**TASK DESCRIPTION**
For the records that follow, return only the count of lines containing the string "observers".

:::

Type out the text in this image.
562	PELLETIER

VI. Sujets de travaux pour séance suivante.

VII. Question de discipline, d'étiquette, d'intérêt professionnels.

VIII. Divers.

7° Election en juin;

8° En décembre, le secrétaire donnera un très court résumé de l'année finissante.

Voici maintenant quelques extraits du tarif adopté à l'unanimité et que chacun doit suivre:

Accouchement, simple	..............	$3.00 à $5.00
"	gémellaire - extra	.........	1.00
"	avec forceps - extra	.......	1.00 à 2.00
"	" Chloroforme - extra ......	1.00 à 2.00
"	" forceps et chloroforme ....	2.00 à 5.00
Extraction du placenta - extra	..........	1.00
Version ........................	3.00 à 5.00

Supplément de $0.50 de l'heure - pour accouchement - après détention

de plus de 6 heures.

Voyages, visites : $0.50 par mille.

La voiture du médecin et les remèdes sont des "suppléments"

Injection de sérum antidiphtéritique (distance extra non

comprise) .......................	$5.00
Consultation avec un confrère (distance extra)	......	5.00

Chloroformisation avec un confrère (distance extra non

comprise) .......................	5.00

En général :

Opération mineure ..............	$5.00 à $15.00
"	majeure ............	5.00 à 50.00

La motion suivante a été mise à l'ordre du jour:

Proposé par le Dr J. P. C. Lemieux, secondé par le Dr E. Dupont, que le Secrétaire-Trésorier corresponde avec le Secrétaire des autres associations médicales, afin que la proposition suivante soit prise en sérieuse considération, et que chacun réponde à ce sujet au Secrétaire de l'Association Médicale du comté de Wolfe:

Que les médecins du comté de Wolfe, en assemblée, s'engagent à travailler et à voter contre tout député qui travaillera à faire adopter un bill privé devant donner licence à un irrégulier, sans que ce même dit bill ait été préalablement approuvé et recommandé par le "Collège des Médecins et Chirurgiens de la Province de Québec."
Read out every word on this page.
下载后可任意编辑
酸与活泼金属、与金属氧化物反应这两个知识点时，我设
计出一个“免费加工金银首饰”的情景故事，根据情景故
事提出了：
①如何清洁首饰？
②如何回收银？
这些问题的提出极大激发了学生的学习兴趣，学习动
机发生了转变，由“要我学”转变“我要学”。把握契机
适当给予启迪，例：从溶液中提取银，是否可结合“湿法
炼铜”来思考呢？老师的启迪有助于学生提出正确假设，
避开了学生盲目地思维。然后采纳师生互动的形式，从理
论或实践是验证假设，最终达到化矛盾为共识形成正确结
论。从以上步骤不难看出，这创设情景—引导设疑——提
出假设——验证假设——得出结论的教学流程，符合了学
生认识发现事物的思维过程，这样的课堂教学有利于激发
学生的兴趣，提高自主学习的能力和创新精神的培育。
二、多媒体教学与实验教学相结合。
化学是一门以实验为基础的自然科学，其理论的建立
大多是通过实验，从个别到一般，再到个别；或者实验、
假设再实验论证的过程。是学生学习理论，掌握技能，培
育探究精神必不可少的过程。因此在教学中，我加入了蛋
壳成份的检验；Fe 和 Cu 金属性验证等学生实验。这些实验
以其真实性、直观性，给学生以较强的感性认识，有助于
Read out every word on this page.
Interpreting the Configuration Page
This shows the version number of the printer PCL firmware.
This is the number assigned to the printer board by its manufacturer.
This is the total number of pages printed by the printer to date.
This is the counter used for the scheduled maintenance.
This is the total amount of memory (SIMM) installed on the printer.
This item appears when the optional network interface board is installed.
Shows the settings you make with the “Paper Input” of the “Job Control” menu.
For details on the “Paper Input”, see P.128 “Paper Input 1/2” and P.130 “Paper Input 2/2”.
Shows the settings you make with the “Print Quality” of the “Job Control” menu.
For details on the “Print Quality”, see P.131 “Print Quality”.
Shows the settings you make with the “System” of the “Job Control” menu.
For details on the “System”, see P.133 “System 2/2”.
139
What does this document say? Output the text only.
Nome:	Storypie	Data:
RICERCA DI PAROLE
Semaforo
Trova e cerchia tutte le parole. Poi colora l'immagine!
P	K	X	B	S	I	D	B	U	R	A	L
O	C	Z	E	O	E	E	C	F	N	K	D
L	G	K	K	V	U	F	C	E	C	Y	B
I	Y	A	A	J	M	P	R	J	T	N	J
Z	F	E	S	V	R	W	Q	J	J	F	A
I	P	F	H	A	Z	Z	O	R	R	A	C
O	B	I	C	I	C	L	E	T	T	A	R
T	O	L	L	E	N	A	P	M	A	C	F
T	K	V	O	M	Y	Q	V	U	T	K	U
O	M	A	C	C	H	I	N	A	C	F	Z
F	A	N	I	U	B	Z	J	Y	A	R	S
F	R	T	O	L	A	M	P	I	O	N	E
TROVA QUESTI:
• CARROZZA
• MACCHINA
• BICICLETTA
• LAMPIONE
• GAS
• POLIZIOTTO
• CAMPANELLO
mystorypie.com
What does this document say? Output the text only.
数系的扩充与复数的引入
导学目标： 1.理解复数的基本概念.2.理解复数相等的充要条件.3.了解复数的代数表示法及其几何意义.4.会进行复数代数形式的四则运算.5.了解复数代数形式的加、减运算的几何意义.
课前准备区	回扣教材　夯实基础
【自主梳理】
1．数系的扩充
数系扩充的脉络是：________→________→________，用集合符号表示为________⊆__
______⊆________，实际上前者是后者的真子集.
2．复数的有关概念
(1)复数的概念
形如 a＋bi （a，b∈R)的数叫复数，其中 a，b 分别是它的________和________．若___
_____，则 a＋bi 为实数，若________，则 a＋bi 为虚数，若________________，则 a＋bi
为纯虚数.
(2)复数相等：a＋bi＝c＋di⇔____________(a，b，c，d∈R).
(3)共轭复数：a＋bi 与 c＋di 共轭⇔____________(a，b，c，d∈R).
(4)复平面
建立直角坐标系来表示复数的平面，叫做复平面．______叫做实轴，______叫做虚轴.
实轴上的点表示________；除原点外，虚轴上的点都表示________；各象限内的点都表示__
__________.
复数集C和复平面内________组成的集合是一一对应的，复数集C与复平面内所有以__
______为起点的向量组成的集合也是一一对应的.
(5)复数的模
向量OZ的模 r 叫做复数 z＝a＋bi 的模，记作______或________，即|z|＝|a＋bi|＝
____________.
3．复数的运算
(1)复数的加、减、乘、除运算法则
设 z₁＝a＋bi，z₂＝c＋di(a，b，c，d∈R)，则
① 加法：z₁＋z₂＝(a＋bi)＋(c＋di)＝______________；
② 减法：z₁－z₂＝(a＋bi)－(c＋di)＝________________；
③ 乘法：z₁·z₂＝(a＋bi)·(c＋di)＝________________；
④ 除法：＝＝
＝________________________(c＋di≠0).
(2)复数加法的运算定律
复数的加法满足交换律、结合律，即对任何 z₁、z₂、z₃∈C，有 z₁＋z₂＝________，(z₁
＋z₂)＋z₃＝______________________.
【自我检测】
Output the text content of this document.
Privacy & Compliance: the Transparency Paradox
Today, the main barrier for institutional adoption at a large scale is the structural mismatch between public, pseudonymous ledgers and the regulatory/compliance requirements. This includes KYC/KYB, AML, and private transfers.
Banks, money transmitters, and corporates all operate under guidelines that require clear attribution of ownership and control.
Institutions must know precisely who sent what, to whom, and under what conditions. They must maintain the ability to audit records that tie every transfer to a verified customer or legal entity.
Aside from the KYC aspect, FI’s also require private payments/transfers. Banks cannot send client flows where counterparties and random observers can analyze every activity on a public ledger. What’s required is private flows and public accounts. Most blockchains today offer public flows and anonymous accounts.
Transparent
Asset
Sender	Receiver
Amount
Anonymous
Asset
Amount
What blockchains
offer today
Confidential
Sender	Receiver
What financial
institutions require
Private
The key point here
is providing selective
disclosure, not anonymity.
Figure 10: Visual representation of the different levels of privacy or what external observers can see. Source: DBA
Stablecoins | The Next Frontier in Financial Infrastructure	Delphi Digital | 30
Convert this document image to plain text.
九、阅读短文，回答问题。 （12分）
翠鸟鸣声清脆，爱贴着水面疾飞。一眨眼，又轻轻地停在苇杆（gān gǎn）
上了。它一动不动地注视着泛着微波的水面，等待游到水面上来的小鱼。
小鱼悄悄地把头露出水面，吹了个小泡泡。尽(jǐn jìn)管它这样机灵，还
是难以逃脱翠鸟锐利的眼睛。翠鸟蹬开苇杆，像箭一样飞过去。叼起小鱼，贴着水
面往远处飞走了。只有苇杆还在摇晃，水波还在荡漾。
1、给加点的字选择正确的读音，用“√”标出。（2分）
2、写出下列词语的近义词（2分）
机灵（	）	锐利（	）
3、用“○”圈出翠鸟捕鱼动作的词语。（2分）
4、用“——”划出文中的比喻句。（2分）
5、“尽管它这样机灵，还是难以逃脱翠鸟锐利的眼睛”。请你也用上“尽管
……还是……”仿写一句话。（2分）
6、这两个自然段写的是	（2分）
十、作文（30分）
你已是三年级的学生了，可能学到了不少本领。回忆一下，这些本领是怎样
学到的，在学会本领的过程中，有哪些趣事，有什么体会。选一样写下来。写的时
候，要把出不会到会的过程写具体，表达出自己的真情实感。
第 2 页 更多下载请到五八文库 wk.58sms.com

:::

**FULL ANSWER**
2